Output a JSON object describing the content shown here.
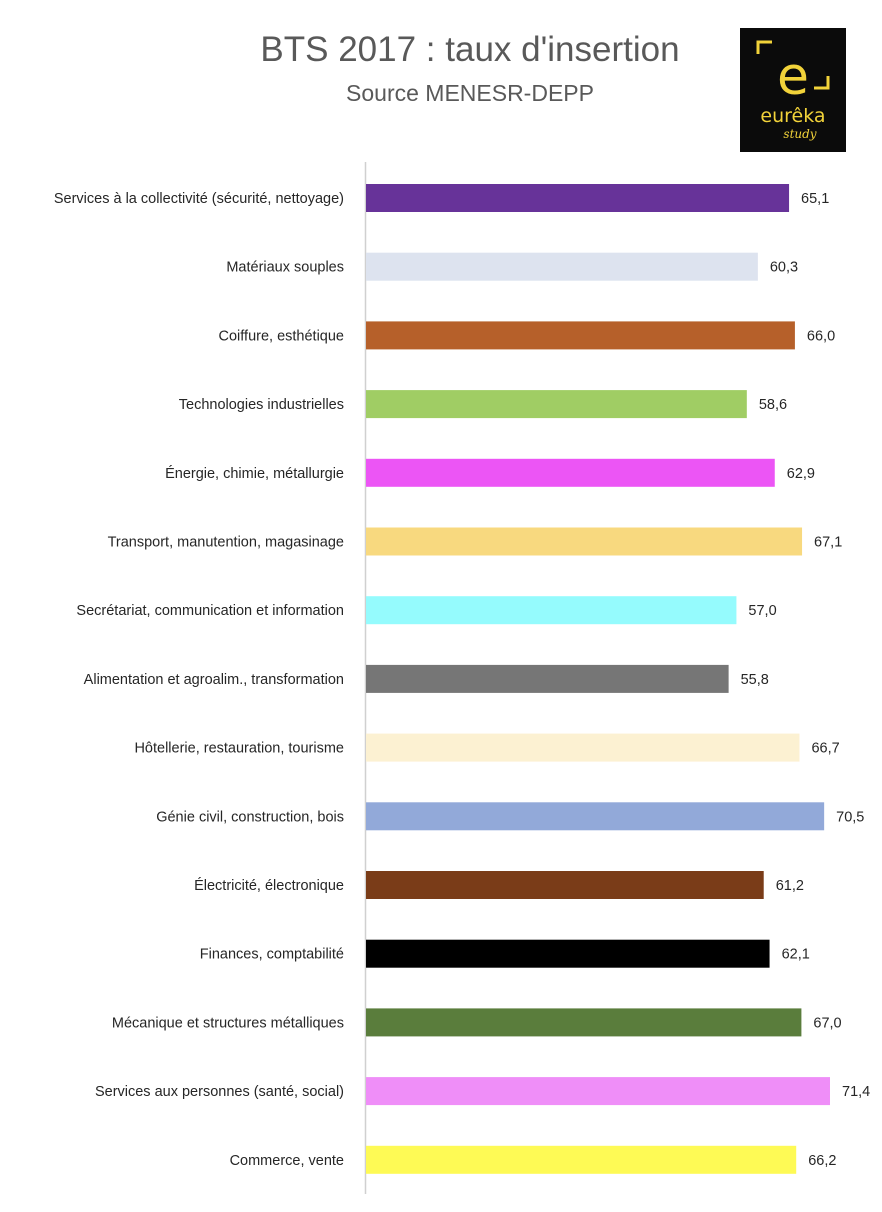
{
  "title": "BTS 2017 : taux d'insertion",
  "subtitle": "Source  MENESR-DEPP",
  "logo": {
    "letter": "e",
    "name": "eurêka",
    "tagline": "study",
    "color": "#f2d33a"
  },
  "chart_data": {
    "type": "bar",
    "orientation": "horizontal",
    "title": "BTS 2017 : taux d'insertion",
    "subtitle": "Source  MENESR-DEPP",
    "xlabel": "",
    "ylabel": "",
    "xlim": [
      0,
      80
    ],
    "grid": false,
    "categories": [
      "Services à la collectivité (sécurité, nettoyage)",
      "Matériaux souples",
      "Coiffure, esthétique",
      "Technologies industrielles",
      "Énergie, chimie, métallurgie",
      "Transport, manutention, magasinage",
      "Secrétariat, communication et information",
      "Alimentation et agroalim., transformation",
      "Hôtellerie, restauration, tourisme",
      "Génie civil, construction, bois",
      "Électricité, électronique",
      "Finances, comptabilité",
      "Mécanique et structures métalliques",
      "Services aux personnes (santé, social)",
      "Commerce, vente"
    ],
    "values": [
      65.1,
      60.3,
      66.0,
      58.6,
      62.9,
      67.1,
      57.0,
      55.8,
      66.7,
      70.5,
      61.2,
      62.1,
      67.0,
      71.4,
      66.2
    ],
    "value_labels": [
      "65,1",
      "60,3",
      "66,0",
      "58,6",
      "62,9",
      "67,1",
      "57,0",
      "55,8",
      "66,7",
      "70,5",
      "61,2",
      "62,1",
      "67,0",
      "71,4",
      "66,2"
    ],
    "colors": [
      "#673399",
      "#dde3ef",
      "#b6602a",
      "#a0cd64",
      "#ec55f5",
      "#f8d97f",
      "#95fbfd",
      "#767676",
      "#fcf1d2",
      "#92a9d9",
      "#7a3c18",
      "#000000",
      "#5a7d3c",
      "#ef8ef8",
      "#fefa55"
    ]
  }
}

*****

• What you need to do
Filter out all lines lacking the word "Services" and copy the rest.

• Response to the exercise
      "Services à la collectivité (sécurité, nettoyage)",
      "Services aux personnes (santé, social)",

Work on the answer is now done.